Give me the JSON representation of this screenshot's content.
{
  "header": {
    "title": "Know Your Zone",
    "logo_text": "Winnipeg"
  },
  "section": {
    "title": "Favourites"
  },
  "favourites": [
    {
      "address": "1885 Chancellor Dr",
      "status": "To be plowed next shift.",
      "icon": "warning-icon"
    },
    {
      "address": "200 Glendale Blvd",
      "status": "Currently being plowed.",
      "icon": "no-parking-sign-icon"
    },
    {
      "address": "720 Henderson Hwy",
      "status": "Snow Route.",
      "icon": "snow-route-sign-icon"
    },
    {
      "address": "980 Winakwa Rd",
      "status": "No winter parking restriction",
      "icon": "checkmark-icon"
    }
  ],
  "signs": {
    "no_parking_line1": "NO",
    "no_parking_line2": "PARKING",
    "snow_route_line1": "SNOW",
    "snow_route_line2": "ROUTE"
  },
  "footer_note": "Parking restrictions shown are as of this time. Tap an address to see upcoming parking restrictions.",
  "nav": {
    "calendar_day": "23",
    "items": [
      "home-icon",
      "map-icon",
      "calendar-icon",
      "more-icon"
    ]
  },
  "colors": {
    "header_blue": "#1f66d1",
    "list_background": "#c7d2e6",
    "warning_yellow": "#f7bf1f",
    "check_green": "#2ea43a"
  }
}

○ ○ ○

Gather each line in the data that holds the string "this".

Give me the JSON representation of this screenshot's content.
  "footer_note": "Parking restrictions shown are as of this time. Tap an address to see upcoming parking restrictions.",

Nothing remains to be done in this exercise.